_THE EXERCISE:_ Without the pictures, set down the records below word for word.

_DATA IN THIS EXERCISE:_
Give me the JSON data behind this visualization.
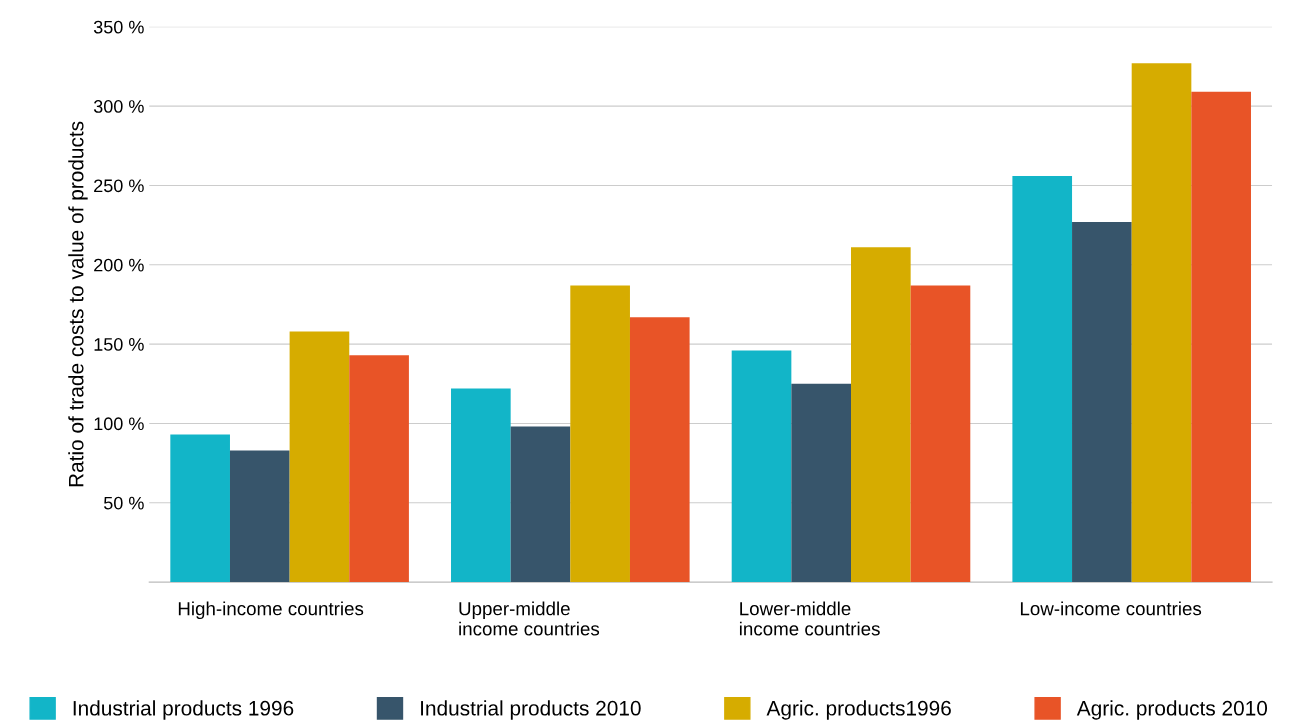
{
  "chart_data": {
    "type": "bar",
    "ylabel": "Ratio of trade costs to value of products",
    "categories": [
      "High-income countries",
      "Upper-middle\nincome countries",
      "Lower-middle\nincome countries",
      "Low-income countries"
    ],
    "series": [
      {
        "name": "Industrial products 1996",
        "color": "#12b5c8",
        "values": [
          93,
          122,
          146,
          256
        ]
      },
      {
        "name": "Industrial products 2010",
        "color": "#37556b",
        "values": [
          83,
          98,
          125,
          227
        ]
      },
      {
        "name": "Agric. products1996",
        "color": "#d6ac00",
        "values": [
          158,
          187,
          211,
          327
        ]
      },
      {
        "name": "Agric. products 2010",
        "color": "#e85427",
        "values": [
          143,
          167,
          187,
          309
        ]
      }
    ],
    "ylim": [
      0,
      350
    ],
    "yticks": [
      {
        "value": 50,
        "label": "50 %"
      },
      {
        "value": 100,
        "label": "100 %"
      },
      {
        "value": 150,
        "label": "150 %"
      },
      {
        "value": 200,
        "label": "200 %"
      },
      {
        "value": 250,
        "label": "250 %"
      },
      {
        "value": 300,
        "label": "300 %"
      },
      {
        "value": 350,
        "label": "350 %"
      }
    ],
    "grid": "y",
    "legend": "bottom"
  }
}
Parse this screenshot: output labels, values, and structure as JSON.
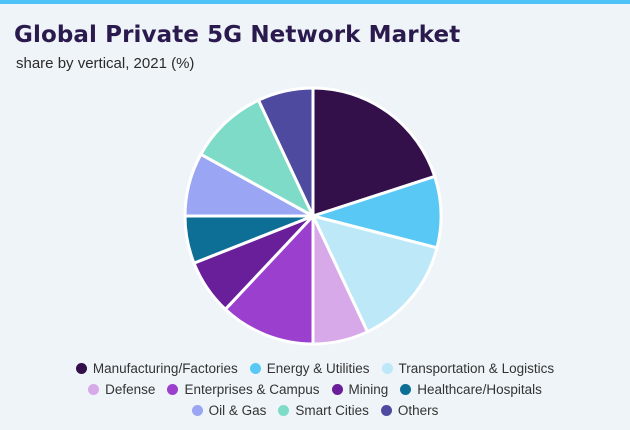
{
  "chart_data": {
    "type": "pie",
    "title": "Global Private 5G Network Market",
    "subtitle": "share by vertical, 2021 (%)",
    "legend_position": "bottom",
    "slices": [
      {
        "name": "Manufacturing/Factories",
        "value": 20.0,
        "color": "#33104a"
      },
      {
        "name": "Energy & Utilities",
        "value": 9.0,
        "color": "#5ac8f5"
      },
      {
        "name": "Transportation & Logistics",
        "value": 14.0,
        "color": "#bde8f8"
      },
      {
        "name": "Defense",
        "value": 7.0,
        "color": "#d7a9e8"
      },
      {
        "name": "Enterprises & Campus",
        "value": 12.0,
        "color": "#9b3fce"
      },
      {
        "name": "Mining",
        "value": 7.0,
        "color": "#6a1f9a"
      },
      {
        "name": "Healthcare/Hospitals",
        "value": 6.0,
        "color": "#0d6e96"
      },
      {
        "name": "Oil & Gas",
        "value": 8.0,
        "color": "#9aa6f3"
      },
      {
        "name": "Smart Cities",
        "value": 10.0,
        "color": "#7edbc8"
      },
      {
        "name": "Others",
        "value": 7.0,
        "color": "#4e4aa0"
      }
    ]
  }
}
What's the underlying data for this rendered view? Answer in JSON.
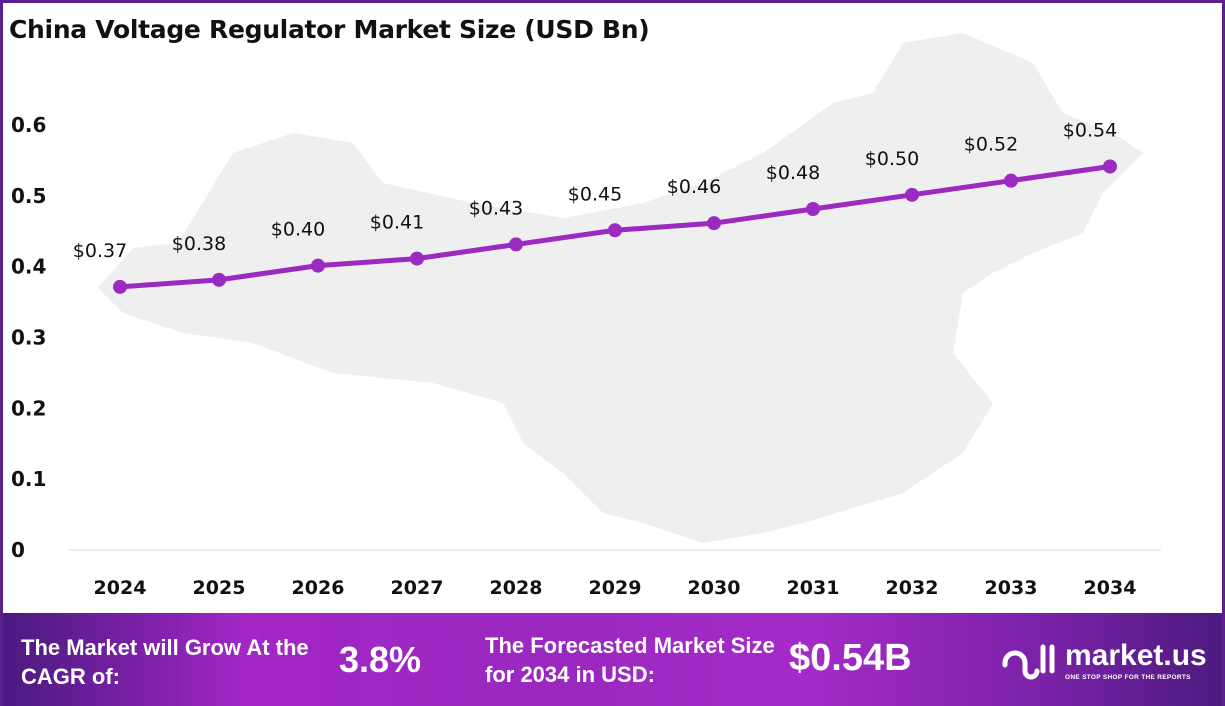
{
  "chart_data": {
    "type": "line",
    "title": "China Voltage Regulator Market Size (USD Bn)",
    "categories": [
      "2024",
      "2025",
      "2026",
      "2027",
      "2028",
      "2029",
      "2030",
      "2031",
      "2032",
      "2033",
      "2034"
    ],
    "values": [
      0.37,
      0.38,
      0.4,
      0.41,
      0.43,
      0.45,
      0.46,
      0.48,
      0.5,
      0.52,
      0.54
    ],
    "data_labels": [
      "$0.37",
      "$0.38",
      "$0.40",
      "$0.41",
      "$0.43",
      "$0.45",
      "$0.46",
      "$0.48",
      "$0.50",
      "$0.52",
      "$0.54"
    ],
    "yticks": [
      "0",
      "0.1",
      "0.2",
      "0.3",
      "0.4",
      "0.5",
      "0.6"
    ],
    "ylim": [
      0,
      0.6
    ],
    "xlabel": "",
    "ylabel": "",
    "grid": false,
    "legend": "none",
    "line_color": "#9b2bc0"
  },
  "footer": {
    "cagr_label": "The Market will Grow At the CAGR of:",
    "cagr_value": "3.8%",
    "forecast_label": "The Forecasted Market Size for 2034 in USD:",
    "forecast_value": "$0.54B",
    "logo_name": "market.us",
    "logo_tagline": "ONE STOP SHOP FOR THE REPORTS"
  }
}
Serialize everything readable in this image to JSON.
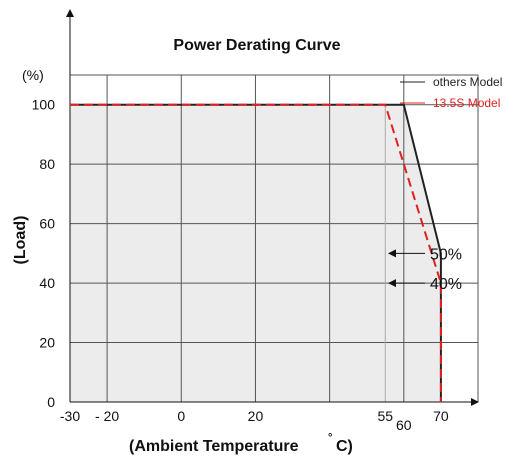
{
  "chart_data": {
    "type": "line",
    "title": "Power Derating Curve",
    "xlabel": "(Ambient Temperature",
    "xlabel_unit": "°C)",
    "ylabel": "(Load)",
    "yunit_label": "(%)",
    "xlim": [
      -30,
      80
    ],
    "ylim": [
      0,
      110
    ],
    "x_tick_labels": [
      {
        "label": "-30",
        "x": -30
      },
      {
        "label": "- 20",
        "x": -20
      },
      {
        "label": "0",
        "x": 0
      },
      {
        "label": "20",
        "x": 20
      },
      {
        "label": "55",
        "x": 55
      },
      {
        "label": "60",
        "x": 60
      },
      {
        "label": "70",
        "x": 70
      }
    ],
    "y_ticks": [
      0,
      20,
      40,
      60,
      80,
      100
    ],
    "grid": true,
    "legend_position": "top-right",
    "series": [
      {
        "name": "others Model",
        "color": "#222222",
        "style": "solid",
        "x": [
          -30,
          60,
          70,
          70
        ],
        "y": [
          100,
          100,
          50,
          0
        ]
      },
      {
        "name": "13.5S Model",
        "color": "#e02020",
        "style": "dashed",
        "x": [
          -30,
          55,
          70,
          70
        ],
        "y": [
          100,
          100,
          40,
          0
        ]
      }
    ],
    "annotations": [
      {
        "text": "50%",
        "y": 50
      },
      {
        "text": "40%",
        "y": 40
      }
    ]
  }
}
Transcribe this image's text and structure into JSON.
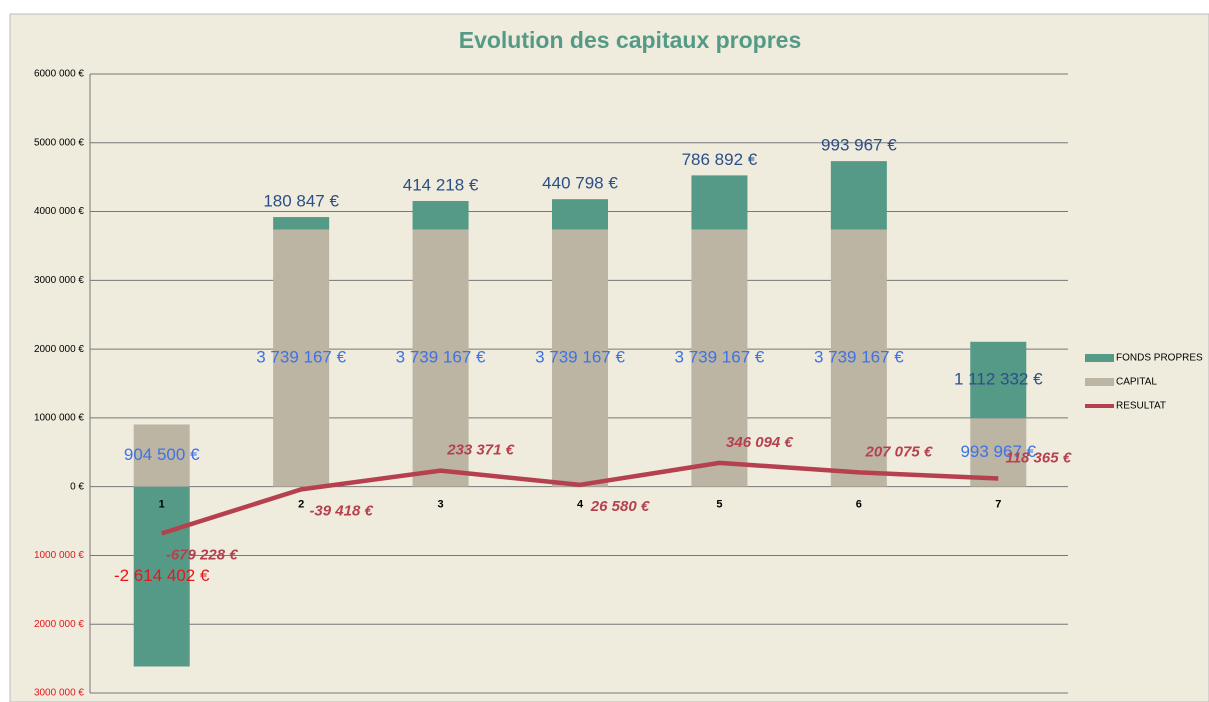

_FINAL RESULT:_
Give me the JSON data behind this visualization.
{
  "chart_data": {
    "type": "bar",
    "ylabel": "Ratio of trade costs to value of products",
    "categories": [
      "High-income countries",
      "Upper-middle\nincome countries",
      "Lower-middle\nincome countries",
      "Low-income countries"
    ],
    "series": [
      {
        "name": "Industrial products 1996",
        "color": "#12b5c8",
        "values": [
          93,
          122,
          146,
          256
        ]
      },
      {
        "name": "Industrial products 2010",
        "color": "#37556b",
        "values": [
          83,
          98,
          125,
          227
        ]
      },
      {
        "name": "Agric. products1996",
        "color": "#d6ac00",
        "values": [
          158,
          187,
          211,
          327
        ]
      },
      {
        "name": "Agric. products 2010",
        "color": "#e85427",
        "values": [
          143,
          167,
          187,
          309
        ]
      }
    ],
    "ylim": [
      0,
      350
    ],
    "yticks": [
      {
        "value": 50,
        "label": "50 %"
      },
      {
        "value": 100,
        "label": "100 %"
      },
      {
        "value": 150,
        "label": "150 %"
      },
      {
        "value": 200,
        "label": "200 %"
      },
      {
        "value": 250,
        "label": "250 %"
      },
      {
        "value": 300,
        "label": "300 %"
      },
      {
        "value": 350,
        "label": "350 %"
      }
    ],
    "grid": "y",
    "legend": "bottom"
  }
}
Parse this screenshot: output labels, values, and structure as JSON.
{
  "chart_data": {
    "type": "pie",
    "title": "Global Private 5G Network Market",
    "subtitle": "share by vertical, 2021 (%)",
    "legend_position": "bottom",
    "slices": [
      {
        "name": "Manufacturing/Factories",
        "value": 20.0,
        "color": "#33104a"
      },
      {
        "name": "Energy & Utilities",
        "value": 9.0,
        "color": "#5ac8f5"
      },
      {
        "name": "Transportation & Logistics",
        "value": 14.0,
        "color": "#bde8f8"
      },
      {
        "name": "Defense",
        "value": 7.0,
        "color": "#d7a9e8"
      },
      {
        "name": "Enterprises & Campus",
        "value": 12.0,
        "color": "#9b3fce"
      },
      {
        "name": "Mining",
        "value": 7.0,
        "color": "#6a1f9a"
      },
      {
        "name": "Healthcare/Hospitals",
        "value": 6.0,
        "color": "#0d6e96"
      },
      {
        "name": "Oil & Gas",
        "value": 8.0,
        "color": "#9aa6f3"
      },
      {
        "name": "Smart Cities",
        "value": 10.0,
        "color": "#7edbc8"
      },
      {
        "name": "Others",
        "value": 7.0,
        "color": "#4e4aa0"
      }
    ]
  }
}
What's the underlying data for this rendered view? Answer in JSON.
{
  "chart_data": {
    "type": "line",
    "title": "China Voltage Regulator Market Size (USD Bn)",
    "categories": [
      "2024",
      "2025",
      "2026",
      "2027",
      "2028",
      "2029",
      "2030",
      "2031",
      "2032",
      "2033",
      "2034"
    ],
    "values": [
      0.37,
      0.38,
      0.4,
      0.41,
      0.43,
      0.45,
      0.46,
      0.48,
      0.5,
      0.52,
      0.54
    ],
    "data_labels": [
      "$0.37",
      "$0.38",
      "$0.40",
      "$0.41",
      "$0.43",
      "$0.45",
      "$0.46",
      "$0.48",
      "$0.50",
      "$0.52",
      "$0.54"
    ],
    "yticks": [
      "0",
      "0.1",
      "0.2",
      "0.3",
      "0.4",
      "0.5",
      "0.6"
    ],
    "ylim": [
      0,
      0.6
    ],
    "xlabel": "",
    "ylabel": "",
    "grid": false,
    "legend": "none",
    "line_color": "#9b2bc0"
  },
  "footer": {
    "cagr_label": "The Market will Grow At the CAGR of:",
    "cagr_value": "3.8%",
    "forecast_label": "The Forecasted Market Size for 2034 in USD:",
    "forecast_value": "$0.54B",
    "logo_name": "market.us",
    "logo_tagline": "ONE STOP SHOP FOR THE REPORTS"
  }
}
Serialize everything readable in this image to JSON.
{
  "chart_data": {
    "type": "line",
    "title": "Power Derating Curve",
    "xlabel": "(Ambient Temperature",
    "xlabel_unit": "°C)",
    "ylabel": "(Load)",
    "yunit_label": "(%)",
    "xlim": [
      -30,
      80
    ],
    "ylim": [
      0,
      110
    ],
    "x_tick_labels": [
      {
        "label": "-30",
        "x": -30
      },
      {
        "label": "- 20",
        "x": -20
      },
      {
        "label": "0",
        "x": 0
      },
      {
        "label": "20",
        "x": 20
      },
      {
        "label": "55",
        "x": 55
      },
      {
        "label": "60",
        "x": 60
      },
      {
        "label": "70",
        "x": 70
      }
    ],
    "y_ticks": [
      0,
      20,
      40,
      60,
      80,
      100
    ],
    "grid": true,
    "legend_position": "top-right",
    "series": [
      {
        "name": "others Model",
        "color": "#222222",
        "style": "solid",
        "x": [
          -30,
          60,
          70,
          70
        ],
        "y": [
          100,
          100,
          50,
          0
        ]
      },
      {
        "name": "13.5S Model",
        "color": "#e02020",
        "style": "dashed",
        "x": [
          -30,
          55,
          70,
          70
        ],
        "y": [
          100,
          100,
          40,
          0
        ]
      }
    ],
    "annotations": [
      {
        "text": "50%",
        "y": 50
      },
      {
        "text": "40%",
        "y": 40
      }
    ]
  }
}
Transcribe this image's text and structure into JSON.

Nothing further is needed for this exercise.